THE PROBLEM
Are you able to retype all the records below exactly?

TASK DATA
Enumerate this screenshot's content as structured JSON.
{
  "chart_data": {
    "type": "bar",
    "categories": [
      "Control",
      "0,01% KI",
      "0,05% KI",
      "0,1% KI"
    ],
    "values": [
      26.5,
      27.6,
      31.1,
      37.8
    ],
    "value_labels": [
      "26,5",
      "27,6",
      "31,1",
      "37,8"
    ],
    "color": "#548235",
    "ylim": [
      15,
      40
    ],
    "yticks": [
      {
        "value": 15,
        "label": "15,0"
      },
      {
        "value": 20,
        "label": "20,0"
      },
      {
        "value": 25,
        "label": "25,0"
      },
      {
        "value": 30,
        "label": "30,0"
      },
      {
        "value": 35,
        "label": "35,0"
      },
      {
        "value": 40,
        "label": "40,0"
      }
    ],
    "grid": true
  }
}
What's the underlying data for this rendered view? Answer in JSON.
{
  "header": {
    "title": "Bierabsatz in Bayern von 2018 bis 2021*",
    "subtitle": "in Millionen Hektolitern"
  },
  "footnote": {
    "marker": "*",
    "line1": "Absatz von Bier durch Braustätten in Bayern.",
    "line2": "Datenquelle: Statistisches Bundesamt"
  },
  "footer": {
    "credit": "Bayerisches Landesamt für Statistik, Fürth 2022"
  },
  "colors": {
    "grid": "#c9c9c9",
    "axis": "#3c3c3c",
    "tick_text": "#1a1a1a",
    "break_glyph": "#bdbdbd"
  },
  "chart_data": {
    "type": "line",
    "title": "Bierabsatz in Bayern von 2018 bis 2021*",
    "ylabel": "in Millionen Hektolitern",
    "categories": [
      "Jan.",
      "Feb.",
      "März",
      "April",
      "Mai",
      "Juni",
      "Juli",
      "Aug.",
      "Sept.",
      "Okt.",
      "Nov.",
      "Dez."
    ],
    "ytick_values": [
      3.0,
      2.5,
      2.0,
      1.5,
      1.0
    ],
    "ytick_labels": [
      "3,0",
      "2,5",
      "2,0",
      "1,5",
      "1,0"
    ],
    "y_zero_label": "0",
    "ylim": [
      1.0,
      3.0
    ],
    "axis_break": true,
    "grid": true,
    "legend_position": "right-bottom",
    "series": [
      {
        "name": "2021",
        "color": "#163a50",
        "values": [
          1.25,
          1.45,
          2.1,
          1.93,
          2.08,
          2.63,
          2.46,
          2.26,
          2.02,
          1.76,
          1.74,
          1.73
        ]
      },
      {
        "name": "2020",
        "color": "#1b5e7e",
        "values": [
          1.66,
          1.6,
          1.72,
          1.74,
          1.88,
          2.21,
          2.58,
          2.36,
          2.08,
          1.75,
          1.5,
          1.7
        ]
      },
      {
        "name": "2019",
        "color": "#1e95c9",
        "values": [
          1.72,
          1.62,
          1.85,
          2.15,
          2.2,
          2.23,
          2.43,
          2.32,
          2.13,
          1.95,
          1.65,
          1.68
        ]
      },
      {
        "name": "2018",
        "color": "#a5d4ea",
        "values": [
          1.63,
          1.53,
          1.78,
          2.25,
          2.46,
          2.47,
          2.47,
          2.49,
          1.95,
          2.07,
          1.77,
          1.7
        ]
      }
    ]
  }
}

RESULT OF THIS EXERCISE
Enumerate this screenshot's content as structured JSON.
{
  "chart_data": {
    "type": "bar",
    "categories": [
      "Control",
      "0,01% KI",
      "0,05% KI",
      "0,1% KI"
    ],
    "values": [
      26.5,
      27.6,
      31.1,
      37.8
    ],
    "value_labels": [
      "26,5",
      "27,6",
      "31,1",
      "37,8"
    ],
    "color": "#548235",
    "ylim": [
      15,
      40
    ],
    "yticks": [
      {
        "value": 15,
        "label": "15,0"
      },
      {
        "value": 20,
        "label": "20,0"
      },
      {
        "value": 25,
        "label": "25,0"
      },
      {
        "value": 30,
        "label": "30,0"
      },
      {
        "value": 35,
        "label": "35,0"
      },
      {
        "value": 40,
        "label": "40,0"
      }
    ],
    "grid": true
  }
}
What's the underlying data for this rendered view? Answer in JSON.
{
  "header": {
    "title": "Bierabsatz in Bayern von 2018 bis 2021*",
    "subtitle": "in Millionen Hektolitern"
  },
  "footnote": {
    "marker": "*",
    "line1": "Absatz von Bier durch Braustätten in Bayern.",
    "line2": "Datenquelle: Statistisches Bundesamt"
  },
  "footer": {
    "credit": "Bayerisches Landesamt für Statistik, Fürth 2022"
  },
  "colors": {
    "grid": "#c9c9c9",
    "axis": "#3c3c3c",
    "tick_text": "#1a1a1a",
    "break_glyph": "#bdbdbd"
  },
  "chart_data": {
    "type": "line",
    "title": "Bierabsatz in Bayern von 2018 bis 2021*",
    "ylabel": "in Millionen Hektolitern",
    "categories": [
      "Jan.",
      "Feb.",
      "März",
      "April",
      "Mai",
      "Juni",
      "Juli",
      "Aug.",
      "Sept.",
      "Okt.",
      "Nov.",
      "Dez."
    ],
    "ytick_values": [
      3.0,
      2.5,
      2.0,
      1.5,
      1.0
    ],
    "ytick_labels": [
      "3,0",
      "2,5",
      "2,0",
      "1,5",
      "1,0"
    ],
    "y_zero_label": "0",
    "ylim": [
      1.0,
      3.0
    ],
    "axis_break": true,
    "grid": true,
    "legend_position": "right-bottom",
    "series": [
      {
        "name": "2021",
        "color": "#163a50",
        "values": [
          1.25,
          1.45,
          2.1,
          1.93,
          2.08,
          2.63,
          2.46,
          2.26,
          2.02,
          1.76,
          1.74,
          1.73
        ]
      },
      {
        "name": "2020",
        "color": "#1b5e7e",
        "values": [
          1.66,
          1.6,
          1.72,
          1.74,
          1.88,
          2.21,
          2.58,
          2.36,
          2.08,
          1.75,
          1.5,
          1.7
        ]
      },
      {
        "name": "2019",
        "color": "#1e95c9",
        "values": [
          1.72,
          1.62,
          1.85,
          2.15,
          2.2,
          2.23,
          2.43,
          2.32,
          2.13,
          1.95,
          1.65,
          1.68
        ]
      },
      {
        "name": "2018",
        "color": "#a5d4ea",
        "values": [
          1.63,
          1.53,
          1.78,
          2.25,
          2.46,
          2.47,
          2.47,
          2.49,
          1.95,
          2.07,
          1.77,
          1.7
        ]
      }
    ]
  }
}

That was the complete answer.